THE EXERCISE:
Return all entries word for word, but drop any images.

--- begin RECORD EXCERPTS ---

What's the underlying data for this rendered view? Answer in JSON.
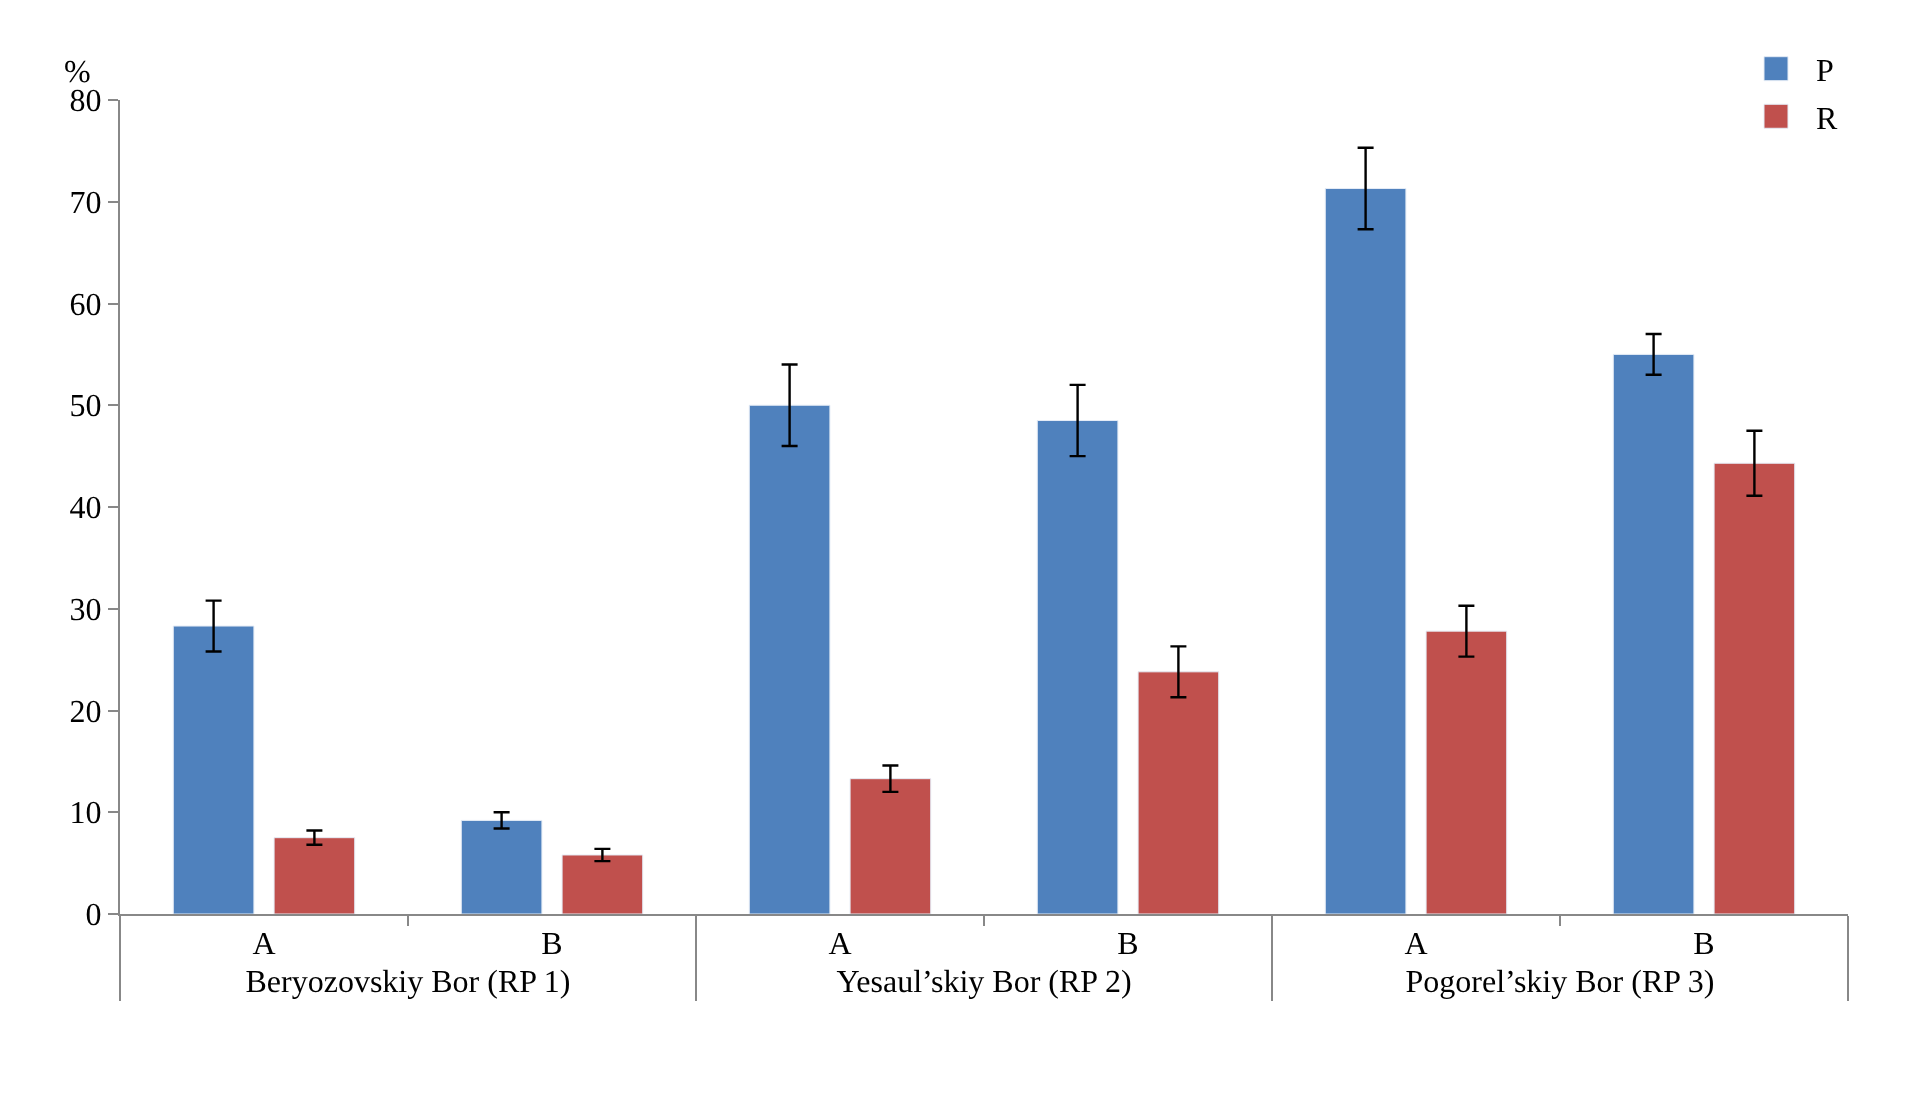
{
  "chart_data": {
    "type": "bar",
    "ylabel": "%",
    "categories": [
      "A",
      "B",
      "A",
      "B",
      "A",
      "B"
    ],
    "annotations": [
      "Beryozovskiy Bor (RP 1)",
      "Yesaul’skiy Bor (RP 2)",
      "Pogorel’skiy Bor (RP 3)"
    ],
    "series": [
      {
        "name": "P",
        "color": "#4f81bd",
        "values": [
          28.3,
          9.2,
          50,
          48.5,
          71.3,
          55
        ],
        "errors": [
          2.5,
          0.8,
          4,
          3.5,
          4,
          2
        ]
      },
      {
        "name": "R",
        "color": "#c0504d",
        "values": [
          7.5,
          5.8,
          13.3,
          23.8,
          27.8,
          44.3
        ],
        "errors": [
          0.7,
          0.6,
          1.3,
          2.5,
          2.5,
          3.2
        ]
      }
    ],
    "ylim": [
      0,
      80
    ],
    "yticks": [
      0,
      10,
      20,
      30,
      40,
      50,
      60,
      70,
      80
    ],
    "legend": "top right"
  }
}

--- end RECORD EXCERPTS ---

FINISHED EXERCISE:
What's the underlying data for this rendered view? Answer in JSON.
{
  "chart_data": {
    "type": "bar",
    "ylabel": "%",
    "categories": [
      "A",
      "B",
      "A",
      "B",
      "A",
      "B"
    ],
    "annotations": [
      "Beryozovskiy Bor (RP 1)",
      "Yesaul’skiy Bor (RP 2)",
      "Pogorel’skiy Bor (RP 3)"
    ],
    "series": [
      {
        "name": "P",
        "color": "#4f81bd",
        "values": [
          28.3,
          9.2,
          50,
          48.5,
          71.3,
          55
        ],
        "errors": [
          2.5,
          0.8,
          4,
          3.5,
          4,
          2
        ]
      },
      {
        "name": "R",
        "color": "#c0504d",
        "values": [
          7.5,
          5.8,
          13.3,
          23.8,
          27.8,
          44.3
        ],
        "errors": [
          0.7,
          0.6,
          1.3,
          2.5,
          2.5,
          3.2
        ]
      }
    ],
    "ylim": [
      0,
      80
    ],
    "yticks": [
      0,
      10,
      20,
      30,
      40,
      50,
      60,
      70,
      80
    ],
    "legend": "top right"
  }
}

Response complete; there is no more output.